__SOURCE MATERIAL__
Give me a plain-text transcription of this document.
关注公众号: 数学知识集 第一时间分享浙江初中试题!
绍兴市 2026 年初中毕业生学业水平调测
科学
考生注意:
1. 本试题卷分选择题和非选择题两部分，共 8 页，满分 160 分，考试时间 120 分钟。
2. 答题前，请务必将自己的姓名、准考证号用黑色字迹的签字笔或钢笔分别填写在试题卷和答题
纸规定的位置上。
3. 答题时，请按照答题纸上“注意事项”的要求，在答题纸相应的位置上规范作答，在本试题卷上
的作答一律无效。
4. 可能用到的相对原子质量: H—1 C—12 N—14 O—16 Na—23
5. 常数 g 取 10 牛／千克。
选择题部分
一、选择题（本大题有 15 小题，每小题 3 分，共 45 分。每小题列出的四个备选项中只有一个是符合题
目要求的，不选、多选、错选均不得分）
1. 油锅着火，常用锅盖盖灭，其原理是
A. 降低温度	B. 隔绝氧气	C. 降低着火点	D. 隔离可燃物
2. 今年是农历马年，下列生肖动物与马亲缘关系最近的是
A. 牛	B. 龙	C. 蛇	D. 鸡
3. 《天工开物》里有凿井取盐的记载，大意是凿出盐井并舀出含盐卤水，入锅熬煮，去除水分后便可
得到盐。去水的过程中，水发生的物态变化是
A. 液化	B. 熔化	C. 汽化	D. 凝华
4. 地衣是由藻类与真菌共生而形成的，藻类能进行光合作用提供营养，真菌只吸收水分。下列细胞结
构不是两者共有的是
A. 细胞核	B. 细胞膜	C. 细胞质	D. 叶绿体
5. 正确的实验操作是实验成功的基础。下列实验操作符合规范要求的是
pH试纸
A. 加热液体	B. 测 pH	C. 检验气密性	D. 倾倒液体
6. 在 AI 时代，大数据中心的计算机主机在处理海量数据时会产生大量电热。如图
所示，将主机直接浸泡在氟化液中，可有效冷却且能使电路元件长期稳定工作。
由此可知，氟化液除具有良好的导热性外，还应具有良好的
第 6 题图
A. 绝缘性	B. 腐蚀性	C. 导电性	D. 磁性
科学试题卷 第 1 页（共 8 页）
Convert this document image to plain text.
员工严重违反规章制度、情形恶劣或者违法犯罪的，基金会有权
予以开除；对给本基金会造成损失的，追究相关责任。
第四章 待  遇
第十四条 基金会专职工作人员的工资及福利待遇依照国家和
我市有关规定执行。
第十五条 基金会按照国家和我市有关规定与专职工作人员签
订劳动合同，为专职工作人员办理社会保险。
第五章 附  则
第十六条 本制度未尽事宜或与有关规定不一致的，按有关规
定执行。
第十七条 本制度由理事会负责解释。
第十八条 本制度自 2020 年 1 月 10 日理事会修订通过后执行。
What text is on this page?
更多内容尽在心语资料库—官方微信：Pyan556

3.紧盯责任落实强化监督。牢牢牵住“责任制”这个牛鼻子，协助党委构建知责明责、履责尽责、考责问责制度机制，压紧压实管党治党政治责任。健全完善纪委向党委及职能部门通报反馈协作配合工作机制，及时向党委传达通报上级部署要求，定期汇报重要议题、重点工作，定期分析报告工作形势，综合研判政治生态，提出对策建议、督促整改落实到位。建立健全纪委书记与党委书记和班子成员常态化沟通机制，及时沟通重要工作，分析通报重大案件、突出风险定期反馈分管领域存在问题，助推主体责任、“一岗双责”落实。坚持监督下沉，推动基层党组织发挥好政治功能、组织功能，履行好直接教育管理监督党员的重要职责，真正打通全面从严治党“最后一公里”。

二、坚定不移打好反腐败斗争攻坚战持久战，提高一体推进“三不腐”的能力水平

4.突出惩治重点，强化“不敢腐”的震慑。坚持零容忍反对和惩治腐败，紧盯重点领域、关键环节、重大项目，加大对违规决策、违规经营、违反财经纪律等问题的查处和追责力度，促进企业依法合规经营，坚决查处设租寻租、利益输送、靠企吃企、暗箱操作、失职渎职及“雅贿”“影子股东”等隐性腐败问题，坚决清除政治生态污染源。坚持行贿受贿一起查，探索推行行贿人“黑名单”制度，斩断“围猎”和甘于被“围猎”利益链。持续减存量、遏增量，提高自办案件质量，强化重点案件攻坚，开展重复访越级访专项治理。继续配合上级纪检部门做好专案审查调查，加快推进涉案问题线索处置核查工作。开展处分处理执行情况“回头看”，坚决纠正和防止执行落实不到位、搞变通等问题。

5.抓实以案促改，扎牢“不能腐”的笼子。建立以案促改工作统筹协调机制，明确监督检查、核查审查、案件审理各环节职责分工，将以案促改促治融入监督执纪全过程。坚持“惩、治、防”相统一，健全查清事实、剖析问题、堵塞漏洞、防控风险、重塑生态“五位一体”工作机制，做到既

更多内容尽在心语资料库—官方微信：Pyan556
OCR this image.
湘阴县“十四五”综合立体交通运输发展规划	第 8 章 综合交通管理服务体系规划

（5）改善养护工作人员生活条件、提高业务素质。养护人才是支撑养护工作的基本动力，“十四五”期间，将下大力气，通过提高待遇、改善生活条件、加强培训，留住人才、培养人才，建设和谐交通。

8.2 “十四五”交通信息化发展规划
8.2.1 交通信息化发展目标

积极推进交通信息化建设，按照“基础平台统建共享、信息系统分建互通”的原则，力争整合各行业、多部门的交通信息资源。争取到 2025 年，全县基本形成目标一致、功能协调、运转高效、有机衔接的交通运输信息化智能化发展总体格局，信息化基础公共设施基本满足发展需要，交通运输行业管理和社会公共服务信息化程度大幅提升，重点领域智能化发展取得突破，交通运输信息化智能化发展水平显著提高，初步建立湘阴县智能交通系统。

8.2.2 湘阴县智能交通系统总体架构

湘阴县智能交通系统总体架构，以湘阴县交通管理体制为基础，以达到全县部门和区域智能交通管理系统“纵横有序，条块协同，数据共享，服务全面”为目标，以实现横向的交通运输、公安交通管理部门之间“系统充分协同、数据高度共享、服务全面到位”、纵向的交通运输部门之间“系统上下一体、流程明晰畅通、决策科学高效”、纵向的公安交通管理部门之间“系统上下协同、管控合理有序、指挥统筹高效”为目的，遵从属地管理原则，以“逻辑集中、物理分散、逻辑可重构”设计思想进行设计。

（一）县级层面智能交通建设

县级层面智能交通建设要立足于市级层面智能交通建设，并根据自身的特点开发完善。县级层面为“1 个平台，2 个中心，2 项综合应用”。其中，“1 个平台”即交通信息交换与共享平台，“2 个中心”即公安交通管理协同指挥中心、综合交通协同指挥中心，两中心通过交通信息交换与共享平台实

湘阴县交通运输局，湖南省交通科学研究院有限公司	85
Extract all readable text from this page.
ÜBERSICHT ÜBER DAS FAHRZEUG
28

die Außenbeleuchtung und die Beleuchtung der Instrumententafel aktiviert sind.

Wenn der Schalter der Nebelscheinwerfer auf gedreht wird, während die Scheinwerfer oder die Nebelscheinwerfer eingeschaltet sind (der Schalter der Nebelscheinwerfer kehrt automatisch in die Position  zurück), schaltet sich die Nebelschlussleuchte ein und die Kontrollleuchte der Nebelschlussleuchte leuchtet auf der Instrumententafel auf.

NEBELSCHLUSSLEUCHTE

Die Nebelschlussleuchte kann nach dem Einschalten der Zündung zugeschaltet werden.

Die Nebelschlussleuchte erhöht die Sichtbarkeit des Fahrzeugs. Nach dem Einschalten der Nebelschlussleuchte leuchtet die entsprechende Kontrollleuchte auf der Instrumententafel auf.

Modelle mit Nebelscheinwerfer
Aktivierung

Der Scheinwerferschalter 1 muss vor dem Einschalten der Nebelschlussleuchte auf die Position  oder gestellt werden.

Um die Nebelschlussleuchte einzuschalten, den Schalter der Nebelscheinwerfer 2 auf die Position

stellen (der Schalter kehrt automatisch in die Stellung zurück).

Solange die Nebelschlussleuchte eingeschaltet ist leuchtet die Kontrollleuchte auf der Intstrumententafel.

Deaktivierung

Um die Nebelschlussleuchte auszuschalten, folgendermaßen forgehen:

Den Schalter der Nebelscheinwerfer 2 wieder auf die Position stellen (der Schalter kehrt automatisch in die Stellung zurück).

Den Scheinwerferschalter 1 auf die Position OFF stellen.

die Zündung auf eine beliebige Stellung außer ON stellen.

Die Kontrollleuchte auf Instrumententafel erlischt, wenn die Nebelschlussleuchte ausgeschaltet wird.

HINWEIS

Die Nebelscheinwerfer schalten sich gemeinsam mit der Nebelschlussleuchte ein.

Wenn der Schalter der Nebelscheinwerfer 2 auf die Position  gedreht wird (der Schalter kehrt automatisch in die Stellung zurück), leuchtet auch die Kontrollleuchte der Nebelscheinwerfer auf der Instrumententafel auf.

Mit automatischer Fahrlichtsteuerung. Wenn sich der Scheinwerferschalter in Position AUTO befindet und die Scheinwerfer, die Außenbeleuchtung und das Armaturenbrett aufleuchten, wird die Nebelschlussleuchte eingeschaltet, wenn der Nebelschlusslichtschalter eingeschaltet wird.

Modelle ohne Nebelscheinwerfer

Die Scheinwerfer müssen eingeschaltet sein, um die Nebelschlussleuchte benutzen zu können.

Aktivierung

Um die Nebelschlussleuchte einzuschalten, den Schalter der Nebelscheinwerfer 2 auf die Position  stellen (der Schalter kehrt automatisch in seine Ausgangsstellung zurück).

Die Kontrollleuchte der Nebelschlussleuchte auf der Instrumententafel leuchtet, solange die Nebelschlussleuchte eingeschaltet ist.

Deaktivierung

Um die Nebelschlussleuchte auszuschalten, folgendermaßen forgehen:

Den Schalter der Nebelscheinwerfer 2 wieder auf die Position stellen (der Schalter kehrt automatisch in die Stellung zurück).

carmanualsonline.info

__THE PROBLEM__
Show the lines that mention the word "text".

__COMPLETED EXERCISE__
Give me a plain-text transcription of this document.
Convert this document image to plain text.
What text is on this page?
Extract all readable text from this page.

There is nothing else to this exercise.